*SHORT TASK*: Using the data below, tally the lines that include the string "Оборудование". Only the number is wanted.

*INPUT*:
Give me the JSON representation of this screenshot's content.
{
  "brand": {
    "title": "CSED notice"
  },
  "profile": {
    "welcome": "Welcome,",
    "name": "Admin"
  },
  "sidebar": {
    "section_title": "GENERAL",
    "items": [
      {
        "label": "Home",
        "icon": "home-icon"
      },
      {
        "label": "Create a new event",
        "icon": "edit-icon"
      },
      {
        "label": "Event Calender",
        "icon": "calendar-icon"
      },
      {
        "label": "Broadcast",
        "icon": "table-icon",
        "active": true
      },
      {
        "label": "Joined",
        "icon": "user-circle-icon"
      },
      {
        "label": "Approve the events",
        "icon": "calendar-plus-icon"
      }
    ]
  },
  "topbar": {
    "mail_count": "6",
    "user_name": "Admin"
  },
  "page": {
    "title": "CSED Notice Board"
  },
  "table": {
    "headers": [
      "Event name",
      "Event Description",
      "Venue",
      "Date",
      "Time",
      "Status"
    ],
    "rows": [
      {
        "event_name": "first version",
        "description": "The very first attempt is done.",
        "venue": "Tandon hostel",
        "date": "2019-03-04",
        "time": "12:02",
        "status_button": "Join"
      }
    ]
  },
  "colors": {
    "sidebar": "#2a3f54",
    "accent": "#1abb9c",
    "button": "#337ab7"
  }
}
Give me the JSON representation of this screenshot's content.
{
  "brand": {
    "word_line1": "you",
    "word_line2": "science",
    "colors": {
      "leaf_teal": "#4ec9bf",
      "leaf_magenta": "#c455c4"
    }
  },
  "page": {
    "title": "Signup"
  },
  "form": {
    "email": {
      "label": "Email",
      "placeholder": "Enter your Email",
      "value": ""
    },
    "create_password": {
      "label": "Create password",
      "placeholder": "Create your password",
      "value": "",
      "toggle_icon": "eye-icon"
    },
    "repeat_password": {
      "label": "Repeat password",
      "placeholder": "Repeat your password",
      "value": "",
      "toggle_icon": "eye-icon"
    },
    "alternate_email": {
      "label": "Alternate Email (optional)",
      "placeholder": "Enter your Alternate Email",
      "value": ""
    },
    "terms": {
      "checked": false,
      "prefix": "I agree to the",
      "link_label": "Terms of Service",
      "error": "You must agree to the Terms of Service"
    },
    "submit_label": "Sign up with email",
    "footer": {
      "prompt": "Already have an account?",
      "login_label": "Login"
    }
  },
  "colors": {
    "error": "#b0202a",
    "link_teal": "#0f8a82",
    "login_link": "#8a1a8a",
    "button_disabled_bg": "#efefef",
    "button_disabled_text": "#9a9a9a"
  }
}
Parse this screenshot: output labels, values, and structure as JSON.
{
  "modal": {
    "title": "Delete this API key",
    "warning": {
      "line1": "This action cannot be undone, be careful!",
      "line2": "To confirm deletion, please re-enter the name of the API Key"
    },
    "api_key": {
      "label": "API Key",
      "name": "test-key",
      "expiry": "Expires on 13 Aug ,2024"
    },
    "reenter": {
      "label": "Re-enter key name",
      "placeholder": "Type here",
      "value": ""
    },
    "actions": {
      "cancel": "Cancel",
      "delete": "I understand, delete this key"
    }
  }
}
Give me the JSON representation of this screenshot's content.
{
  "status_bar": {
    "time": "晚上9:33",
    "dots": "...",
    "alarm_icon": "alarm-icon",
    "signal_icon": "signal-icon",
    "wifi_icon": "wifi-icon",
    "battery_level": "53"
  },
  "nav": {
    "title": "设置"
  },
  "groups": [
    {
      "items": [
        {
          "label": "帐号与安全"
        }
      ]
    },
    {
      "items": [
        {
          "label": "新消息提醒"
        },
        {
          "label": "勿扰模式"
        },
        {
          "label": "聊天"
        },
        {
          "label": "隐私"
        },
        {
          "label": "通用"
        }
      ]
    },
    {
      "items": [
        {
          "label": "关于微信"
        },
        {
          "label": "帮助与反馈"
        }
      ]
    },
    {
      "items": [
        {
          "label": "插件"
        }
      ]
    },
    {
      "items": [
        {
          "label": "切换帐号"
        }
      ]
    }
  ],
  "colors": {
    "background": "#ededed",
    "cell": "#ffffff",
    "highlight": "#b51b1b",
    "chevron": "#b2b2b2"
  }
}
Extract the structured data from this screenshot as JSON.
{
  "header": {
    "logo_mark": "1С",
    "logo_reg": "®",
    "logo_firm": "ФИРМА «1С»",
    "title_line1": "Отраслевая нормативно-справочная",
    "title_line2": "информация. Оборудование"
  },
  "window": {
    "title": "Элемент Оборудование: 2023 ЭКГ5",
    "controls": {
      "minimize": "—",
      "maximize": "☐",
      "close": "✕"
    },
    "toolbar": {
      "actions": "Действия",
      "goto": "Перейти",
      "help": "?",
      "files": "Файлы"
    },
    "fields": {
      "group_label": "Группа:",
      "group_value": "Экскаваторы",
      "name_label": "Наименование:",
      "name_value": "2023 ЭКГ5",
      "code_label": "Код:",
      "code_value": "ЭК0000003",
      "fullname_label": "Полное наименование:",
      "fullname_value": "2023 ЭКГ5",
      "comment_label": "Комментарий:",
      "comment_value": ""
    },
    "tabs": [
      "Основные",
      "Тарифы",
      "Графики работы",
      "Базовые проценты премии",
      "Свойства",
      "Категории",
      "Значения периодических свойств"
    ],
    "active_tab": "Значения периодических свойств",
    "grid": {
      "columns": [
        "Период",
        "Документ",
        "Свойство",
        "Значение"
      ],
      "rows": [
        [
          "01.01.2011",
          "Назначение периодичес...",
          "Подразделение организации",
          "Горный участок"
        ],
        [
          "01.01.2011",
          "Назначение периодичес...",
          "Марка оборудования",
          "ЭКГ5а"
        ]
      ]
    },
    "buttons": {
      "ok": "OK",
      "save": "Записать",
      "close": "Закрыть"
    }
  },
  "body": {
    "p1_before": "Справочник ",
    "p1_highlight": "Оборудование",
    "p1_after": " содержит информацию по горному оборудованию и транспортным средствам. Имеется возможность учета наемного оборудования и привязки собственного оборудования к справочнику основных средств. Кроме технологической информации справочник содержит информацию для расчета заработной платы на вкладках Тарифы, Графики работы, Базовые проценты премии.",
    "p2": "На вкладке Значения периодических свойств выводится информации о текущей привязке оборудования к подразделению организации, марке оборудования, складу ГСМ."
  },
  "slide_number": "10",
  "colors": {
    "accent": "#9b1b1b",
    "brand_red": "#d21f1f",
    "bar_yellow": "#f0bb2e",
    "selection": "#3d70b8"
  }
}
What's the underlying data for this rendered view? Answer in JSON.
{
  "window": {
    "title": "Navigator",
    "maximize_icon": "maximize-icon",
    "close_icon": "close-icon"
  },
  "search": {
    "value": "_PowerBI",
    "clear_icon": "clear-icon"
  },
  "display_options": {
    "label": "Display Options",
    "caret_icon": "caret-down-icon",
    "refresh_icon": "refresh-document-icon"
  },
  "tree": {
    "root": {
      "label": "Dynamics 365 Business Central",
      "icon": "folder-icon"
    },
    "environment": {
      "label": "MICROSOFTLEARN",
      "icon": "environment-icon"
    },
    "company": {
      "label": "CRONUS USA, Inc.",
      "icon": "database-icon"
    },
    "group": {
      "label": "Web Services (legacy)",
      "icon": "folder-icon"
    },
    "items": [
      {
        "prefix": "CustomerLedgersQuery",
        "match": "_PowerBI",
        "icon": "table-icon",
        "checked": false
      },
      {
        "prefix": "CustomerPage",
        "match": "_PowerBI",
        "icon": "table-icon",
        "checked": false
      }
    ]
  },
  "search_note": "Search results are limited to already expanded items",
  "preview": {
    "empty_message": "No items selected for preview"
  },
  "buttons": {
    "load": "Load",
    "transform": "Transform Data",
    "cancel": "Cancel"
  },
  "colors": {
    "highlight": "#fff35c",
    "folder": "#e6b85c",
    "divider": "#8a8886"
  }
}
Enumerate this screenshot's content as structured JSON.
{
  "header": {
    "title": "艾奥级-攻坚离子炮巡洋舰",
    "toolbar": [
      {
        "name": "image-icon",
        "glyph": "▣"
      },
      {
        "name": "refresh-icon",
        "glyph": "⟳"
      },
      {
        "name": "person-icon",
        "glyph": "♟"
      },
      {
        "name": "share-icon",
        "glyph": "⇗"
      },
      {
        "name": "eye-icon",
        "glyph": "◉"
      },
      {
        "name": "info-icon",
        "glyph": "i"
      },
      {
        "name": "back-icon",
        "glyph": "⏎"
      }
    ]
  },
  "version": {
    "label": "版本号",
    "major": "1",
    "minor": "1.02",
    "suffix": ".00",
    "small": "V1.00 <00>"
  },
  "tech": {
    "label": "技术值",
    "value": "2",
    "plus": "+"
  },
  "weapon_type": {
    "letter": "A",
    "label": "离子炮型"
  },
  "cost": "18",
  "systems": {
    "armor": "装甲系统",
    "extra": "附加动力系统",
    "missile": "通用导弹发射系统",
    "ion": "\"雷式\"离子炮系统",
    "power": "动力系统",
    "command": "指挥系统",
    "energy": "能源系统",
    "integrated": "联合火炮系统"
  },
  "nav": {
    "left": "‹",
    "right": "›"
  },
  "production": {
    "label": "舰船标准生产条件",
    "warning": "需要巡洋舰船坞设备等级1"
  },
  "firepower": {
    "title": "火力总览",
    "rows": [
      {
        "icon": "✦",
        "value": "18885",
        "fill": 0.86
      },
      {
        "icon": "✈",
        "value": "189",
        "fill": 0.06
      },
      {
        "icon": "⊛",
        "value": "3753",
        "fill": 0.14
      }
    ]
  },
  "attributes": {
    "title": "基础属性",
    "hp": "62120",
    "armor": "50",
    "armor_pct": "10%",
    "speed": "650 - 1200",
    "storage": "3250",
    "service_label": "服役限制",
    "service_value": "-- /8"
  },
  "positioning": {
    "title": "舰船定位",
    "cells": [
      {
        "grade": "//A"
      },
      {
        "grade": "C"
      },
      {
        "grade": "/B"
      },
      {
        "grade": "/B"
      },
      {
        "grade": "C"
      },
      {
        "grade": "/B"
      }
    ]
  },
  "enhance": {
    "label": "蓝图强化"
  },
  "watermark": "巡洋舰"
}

*ANSWER FOR THE TASK*: 3